• **RECORDS TO PROCESS**:
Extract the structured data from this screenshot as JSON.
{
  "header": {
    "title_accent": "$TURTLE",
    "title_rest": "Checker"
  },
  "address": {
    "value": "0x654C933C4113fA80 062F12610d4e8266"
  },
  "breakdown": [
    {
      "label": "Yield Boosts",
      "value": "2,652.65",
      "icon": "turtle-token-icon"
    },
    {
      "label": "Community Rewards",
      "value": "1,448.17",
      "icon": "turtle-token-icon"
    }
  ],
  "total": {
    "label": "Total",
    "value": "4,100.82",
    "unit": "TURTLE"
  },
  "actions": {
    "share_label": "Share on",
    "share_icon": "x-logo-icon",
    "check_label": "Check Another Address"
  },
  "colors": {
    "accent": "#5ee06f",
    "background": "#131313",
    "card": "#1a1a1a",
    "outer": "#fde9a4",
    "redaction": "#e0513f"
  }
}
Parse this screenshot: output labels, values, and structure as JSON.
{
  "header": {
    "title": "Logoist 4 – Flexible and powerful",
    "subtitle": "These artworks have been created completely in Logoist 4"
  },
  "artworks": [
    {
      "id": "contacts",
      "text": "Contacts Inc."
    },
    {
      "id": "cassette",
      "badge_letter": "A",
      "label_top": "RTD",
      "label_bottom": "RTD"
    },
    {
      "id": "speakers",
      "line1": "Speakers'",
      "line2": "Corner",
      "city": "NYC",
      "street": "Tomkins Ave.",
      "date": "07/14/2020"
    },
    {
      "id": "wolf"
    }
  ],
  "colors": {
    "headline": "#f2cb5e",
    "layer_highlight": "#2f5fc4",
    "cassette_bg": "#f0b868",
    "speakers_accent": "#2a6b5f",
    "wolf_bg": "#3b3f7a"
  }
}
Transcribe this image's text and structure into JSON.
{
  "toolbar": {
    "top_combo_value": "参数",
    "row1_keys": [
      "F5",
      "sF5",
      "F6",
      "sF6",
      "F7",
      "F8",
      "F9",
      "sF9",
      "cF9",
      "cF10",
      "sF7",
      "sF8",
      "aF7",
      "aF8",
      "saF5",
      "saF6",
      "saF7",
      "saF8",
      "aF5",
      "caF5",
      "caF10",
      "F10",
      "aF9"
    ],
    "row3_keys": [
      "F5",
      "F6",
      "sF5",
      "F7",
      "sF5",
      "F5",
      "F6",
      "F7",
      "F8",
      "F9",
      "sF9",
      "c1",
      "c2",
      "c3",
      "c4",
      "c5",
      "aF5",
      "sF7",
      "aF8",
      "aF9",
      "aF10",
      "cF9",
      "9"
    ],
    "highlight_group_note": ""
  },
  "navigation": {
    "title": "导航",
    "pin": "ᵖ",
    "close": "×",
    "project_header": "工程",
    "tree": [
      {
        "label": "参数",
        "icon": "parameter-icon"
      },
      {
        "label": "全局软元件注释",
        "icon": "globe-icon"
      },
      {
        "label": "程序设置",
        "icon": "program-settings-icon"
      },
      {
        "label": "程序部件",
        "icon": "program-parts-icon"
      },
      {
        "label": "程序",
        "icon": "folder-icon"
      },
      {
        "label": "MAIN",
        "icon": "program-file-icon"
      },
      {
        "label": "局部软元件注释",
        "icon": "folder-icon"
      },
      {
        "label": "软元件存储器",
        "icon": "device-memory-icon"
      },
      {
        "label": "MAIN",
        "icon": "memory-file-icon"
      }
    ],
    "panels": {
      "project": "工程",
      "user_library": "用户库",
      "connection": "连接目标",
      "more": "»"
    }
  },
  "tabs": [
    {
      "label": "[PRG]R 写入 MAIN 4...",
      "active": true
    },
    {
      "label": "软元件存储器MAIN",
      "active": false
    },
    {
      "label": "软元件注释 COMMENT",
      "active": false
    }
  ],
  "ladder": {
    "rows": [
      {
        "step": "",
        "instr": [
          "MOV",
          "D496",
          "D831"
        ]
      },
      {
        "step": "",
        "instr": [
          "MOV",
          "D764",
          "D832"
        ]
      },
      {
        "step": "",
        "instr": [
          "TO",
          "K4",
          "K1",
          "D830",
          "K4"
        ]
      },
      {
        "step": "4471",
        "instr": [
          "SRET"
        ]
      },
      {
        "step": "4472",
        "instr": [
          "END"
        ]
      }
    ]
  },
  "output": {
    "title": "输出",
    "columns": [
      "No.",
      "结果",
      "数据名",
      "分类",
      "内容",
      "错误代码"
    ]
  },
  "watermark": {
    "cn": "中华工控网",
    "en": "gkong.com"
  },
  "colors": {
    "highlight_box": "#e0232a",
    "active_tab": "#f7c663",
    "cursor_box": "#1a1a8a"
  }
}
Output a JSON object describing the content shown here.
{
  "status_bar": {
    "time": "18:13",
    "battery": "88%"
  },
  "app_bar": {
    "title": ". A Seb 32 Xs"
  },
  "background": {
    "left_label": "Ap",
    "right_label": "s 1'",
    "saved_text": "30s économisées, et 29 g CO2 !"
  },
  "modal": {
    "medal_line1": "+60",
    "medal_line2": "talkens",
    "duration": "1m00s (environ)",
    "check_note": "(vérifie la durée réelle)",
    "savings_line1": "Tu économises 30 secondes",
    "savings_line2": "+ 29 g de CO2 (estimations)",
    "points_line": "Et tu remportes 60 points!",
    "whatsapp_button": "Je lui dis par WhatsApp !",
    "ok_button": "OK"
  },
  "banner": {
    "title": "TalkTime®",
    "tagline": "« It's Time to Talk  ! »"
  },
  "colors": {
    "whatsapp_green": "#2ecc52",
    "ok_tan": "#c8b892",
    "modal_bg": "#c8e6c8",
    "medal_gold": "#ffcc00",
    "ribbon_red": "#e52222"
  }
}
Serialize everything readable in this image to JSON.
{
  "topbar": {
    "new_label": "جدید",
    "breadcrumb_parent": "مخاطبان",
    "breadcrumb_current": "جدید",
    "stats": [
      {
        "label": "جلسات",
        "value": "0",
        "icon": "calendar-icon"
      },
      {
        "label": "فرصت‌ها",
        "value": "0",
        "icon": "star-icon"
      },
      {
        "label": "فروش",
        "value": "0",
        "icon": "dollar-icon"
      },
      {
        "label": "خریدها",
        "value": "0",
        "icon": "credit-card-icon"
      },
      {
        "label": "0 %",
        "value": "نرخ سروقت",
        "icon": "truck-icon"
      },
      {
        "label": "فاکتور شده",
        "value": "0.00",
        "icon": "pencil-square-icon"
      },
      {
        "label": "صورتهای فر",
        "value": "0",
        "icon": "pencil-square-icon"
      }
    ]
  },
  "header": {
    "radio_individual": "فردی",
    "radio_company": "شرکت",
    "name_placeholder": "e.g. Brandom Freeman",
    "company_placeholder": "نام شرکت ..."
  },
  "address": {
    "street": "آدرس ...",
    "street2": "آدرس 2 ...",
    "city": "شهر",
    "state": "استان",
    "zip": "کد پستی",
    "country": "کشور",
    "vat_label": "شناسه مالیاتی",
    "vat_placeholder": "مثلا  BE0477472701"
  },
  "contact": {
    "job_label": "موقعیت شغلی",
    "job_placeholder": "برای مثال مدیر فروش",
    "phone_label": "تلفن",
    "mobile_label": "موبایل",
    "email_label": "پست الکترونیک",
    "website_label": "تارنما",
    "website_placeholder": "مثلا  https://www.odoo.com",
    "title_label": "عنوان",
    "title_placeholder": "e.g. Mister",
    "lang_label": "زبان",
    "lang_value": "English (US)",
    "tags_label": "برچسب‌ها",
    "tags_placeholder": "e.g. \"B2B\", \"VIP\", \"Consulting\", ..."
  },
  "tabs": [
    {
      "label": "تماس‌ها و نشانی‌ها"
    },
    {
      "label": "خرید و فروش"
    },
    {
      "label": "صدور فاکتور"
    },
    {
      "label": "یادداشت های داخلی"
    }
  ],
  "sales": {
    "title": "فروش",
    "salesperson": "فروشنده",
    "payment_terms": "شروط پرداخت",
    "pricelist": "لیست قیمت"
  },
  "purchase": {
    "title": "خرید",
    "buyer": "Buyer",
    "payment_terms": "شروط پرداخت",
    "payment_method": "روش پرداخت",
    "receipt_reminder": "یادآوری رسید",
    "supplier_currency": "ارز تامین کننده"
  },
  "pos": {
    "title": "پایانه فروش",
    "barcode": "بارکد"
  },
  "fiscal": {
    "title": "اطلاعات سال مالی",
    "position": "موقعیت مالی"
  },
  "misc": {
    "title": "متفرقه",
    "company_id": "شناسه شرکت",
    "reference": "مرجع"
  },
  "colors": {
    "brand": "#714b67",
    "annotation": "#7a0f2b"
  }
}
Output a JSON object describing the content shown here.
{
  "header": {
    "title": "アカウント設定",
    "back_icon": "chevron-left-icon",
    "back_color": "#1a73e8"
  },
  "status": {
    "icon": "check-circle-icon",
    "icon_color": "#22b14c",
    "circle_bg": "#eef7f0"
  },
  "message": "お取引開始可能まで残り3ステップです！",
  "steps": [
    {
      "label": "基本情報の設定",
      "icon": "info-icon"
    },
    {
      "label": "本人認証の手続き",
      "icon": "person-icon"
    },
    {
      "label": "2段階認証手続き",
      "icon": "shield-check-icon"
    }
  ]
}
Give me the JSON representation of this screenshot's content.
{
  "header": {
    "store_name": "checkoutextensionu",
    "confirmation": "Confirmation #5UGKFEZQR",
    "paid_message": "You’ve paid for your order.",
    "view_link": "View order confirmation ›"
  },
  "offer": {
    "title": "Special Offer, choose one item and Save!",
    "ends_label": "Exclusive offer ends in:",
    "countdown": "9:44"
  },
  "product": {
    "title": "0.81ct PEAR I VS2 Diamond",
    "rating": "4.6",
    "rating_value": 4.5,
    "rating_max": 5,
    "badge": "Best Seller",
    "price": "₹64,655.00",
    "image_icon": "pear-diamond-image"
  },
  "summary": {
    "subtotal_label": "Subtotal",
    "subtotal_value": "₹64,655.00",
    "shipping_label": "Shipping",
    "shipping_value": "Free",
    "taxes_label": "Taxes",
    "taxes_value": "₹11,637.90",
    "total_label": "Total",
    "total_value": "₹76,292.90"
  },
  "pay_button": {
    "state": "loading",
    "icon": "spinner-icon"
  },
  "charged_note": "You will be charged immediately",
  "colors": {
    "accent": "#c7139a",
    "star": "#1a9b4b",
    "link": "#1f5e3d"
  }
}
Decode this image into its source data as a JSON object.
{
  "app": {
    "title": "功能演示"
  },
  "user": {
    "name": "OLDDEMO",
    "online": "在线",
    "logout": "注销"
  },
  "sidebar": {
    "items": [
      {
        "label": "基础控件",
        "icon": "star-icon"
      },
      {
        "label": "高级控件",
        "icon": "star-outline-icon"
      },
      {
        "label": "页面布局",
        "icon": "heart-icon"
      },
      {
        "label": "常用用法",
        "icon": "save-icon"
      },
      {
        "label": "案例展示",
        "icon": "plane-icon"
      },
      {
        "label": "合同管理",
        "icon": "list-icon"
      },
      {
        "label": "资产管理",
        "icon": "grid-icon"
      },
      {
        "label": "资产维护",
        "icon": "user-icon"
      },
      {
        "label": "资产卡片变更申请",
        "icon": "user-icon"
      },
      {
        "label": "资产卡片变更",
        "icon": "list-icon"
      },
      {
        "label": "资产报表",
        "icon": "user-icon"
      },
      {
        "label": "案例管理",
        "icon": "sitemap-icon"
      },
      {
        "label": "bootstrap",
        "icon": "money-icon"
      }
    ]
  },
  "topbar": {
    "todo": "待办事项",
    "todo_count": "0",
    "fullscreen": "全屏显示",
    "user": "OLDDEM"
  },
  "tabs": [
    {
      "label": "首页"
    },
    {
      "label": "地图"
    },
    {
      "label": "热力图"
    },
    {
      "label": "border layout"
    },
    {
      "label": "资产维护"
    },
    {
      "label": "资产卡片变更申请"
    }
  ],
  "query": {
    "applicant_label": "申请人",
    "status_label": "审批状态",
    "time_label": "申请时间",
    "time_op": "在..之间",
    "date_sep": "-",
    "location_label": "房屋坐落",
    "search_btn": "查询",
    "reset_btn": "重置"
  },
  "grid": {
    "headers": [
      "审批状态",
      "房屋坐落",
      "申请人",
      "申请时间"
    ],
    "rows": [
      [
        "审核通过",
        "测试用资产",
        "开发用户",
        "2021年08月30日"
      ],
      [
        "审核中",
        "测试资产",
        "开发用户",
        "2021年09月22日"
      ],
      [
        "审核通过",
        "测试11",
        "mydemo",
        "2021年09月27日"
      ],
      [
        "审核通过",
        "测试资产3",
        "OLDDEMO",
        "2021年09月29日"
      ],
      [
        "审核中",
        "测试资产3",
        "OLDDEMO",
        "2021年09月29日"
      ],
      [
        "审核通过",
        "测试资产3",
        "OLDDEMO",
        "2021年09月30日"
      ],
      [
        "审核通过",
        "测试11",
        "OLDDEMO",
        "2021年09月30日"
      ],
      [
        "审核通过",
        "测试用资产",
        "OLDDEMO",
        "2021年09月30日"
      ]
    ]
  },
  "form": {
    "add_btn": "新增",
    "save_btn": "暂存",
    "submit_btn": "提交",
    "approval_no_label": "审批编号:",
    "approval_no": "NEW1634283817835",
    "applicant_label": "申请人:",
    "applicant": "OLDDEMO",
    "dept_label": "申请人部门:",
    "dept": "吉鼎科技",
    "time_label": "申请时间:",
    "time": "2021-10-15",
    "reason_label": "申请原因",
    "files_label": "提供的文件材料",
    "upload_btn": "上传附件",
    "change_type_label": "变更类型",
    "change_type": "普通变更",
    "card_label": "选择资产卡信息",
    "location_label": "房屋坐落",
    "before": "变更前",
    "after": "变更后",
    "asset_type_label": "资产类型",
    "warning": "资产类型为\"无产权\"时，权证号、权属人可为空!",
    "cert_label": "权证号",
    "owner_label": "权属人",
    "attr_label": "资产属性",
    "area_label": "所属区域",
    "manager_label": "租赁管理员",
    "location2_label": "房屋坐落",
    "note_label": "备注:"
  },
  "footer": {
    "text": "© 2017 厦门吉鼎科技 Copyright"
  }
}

• **YOUR TASK**:
Isolate the lines above that contain the word "data" and copy them.

• **REPLY**:
Extract the structured data from this screenshot as JSON.
Decode this image into its source data as a JSON object.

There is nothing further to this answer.